# RECORDS PROVIDED
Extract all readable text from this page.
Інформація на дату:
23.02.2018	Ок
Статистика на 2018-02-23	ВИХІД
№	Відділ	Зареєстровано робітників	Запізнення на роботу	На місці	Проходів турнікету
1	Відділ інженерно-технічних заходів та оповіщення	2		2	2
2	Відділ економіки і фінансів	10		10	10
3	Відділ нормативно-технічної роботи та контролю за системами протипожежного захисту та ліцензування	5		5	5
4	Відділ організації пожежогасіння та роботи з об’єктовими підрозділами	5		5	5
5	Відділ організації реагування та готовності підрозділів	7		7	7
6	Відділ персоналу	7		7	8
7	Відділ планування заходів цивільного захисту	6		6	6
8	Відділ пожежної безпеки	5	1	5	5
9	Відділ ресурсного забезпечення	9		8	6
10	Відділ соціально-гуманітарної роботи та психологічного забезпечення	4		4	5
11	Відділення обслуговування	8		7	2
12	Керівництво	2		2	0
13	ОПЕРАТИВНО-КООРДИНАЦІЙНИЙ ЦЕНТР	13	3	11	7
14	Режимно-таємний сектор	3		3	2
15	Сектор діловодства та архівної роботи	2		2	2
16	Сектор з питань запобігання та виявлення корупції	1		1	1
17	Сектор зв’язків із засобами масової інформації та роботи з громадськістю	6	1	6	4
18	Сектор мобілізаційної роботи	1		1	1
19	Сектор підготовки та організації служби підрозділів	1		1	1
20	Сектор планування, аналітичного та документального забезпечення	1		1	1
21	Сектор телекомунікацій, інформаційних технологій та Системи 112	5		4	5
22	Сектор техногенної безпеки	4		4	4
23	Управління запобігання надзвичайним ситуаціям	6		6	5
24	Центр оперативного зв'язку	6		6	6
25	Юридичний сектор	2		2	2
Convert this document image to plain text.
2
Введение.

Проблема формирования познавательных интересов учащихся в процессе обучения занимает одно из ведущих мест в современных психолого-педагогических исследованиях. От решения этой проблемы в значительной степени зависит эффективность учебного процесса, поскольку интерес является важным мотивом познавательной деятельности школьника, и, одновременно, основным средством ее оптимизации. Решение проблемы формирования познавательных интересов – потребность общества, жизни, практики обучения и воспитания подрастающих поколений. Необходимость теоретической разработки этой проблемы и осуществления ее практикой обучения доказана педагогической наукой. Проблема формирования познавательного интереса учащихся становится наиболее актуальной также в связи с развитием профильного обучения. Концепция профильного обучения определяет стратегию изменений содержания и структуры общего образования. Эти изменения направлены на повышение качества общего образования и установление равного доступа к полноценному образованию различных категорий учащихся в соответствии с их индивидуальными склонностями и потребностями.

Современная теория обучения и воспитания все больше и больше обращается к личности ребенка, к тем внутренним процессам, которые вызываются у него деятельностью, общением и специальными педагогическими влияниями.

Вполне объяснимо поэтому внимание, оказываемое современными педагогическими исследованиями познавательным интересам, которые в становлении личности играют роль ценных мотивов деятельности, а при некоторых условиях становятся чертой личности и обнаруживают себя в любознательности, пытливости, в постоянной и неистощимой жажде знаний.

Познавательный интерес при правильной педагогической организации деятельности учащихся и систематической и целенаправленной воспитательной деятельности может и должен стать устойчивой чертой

# WORK TO BE COMPLETED
Look through the entries above. Extract each line with the word "забезпечення".

# FINISHED TASK
9	Відділ ресурсного забезпечення	9		8	6
10	Відділ соціально-гуманітарної роботи та психологічного забезпечення	4		4	5
20	Сектор планування, аналітичного та документального забезпечення	1		1	1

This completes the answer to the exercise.